- _Your task_: For every line in the data below that contains "암레스트", copy the line.
# Start of Material for this exercise
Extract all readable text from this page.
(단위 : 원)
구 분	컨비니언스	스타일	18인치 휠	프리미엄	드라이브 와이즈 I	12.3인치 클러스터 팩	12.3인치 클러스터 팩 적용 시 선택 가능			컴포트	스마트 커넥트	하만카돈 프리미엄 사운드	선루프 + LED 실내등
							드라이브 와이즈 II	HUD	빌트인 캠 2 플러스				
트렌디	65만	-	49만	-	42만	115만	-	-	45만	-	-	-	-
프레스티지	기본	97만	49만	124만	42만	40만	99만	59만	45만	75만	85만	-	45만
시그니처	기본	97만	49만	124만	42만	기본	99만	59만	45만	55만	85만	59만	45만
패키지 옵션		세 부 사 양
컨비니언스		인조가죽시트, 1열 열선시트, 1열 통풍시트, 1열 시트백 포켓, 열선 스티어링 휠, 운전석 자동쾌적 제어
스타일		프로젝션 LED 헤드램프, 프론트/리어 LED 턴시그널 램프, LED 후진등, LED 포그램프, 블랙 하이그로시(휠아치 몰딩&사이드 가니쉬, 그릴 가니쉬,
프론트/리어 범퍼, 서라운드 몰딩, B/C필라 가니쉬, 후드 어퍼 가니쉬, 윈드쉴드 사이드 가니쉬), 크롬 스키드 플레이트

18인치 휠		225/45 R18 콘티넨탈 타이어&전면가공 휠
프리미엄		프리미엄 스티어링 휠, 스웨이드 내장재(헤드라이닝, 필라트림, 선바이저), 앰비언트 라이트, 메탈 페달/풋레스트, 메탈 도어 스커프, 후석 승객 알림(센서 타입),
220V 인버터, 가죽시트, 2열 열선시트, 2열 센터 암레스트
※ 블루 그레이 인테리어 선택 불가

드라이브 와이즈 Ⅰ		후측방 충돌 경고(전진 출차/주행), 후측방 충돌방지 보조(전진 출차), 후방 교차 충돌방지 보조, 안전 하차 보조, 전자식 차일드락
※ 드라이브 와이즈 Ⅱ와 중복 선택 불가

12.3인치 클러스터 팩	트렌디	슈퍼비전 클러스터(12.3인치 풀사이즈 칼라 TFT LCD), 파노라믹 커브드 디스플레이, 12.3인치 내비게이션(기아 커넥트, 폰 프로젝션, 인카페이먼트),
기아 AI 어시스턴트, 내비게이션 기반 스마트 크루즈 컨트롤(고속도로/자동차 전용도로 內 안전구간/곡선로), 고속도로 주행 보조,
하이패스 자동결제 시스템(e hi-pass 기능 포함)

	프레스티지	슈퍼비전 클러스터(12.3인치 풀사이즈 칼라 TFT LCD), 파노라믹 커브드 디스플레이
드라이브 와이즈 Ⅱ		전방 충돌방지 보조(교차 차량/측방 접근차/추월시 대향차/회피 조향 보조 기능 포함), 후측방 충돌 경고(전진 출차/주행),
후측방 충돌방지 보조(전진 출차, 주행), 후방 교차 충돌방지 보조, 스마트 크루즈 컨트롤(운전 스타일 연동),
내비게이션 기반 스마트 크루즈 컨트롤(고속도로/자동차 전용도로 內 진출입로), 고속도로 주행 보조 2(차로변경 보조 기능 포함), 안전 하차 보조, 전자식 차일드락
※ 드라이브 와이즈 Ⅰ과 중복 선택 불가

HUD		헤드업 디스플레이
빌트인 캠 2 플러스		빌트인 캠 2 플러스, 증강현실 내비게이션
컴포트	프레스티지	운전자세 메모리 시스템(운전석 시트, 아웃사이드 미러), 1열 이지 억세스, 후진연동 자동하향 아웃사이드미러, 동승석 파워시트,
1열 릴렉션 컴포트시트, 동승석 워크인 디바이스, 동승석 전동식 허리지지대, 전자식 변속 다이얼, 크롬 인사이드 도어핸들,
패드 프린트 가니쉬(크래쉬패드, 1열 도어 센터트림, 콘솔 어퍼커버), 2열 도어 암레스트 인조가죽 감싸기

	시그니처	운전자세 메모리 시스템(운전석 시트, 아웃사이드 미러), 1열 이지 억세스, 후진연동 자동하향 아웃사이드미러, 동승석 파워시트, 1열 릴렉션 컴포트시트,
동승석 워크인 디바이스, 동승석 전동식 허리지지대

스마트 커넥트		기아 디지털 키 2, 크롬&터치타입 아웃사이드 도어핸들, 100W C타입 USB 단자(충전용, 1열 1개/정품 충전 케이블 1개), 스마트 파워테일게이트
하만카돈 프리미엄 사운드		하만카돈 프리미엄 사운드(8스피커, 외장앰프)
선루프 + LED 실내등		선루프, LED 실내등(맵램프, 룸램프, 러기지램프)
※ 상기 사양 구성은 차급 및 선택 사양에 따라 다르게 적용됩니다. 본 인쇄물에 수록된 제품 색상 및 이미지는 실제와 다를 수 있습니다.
# End of Material for this exercise
- _Response to this task_:
220V 인버터, 가죽시트, 2열 열선시트, 2열 센터 암레스트
패드 프린트 가니쉬(크래쉬패드, 1열 도어 센터트림, 콘솔 어퍼커버), 2열 도어 암레스트 인조가죽 감싸기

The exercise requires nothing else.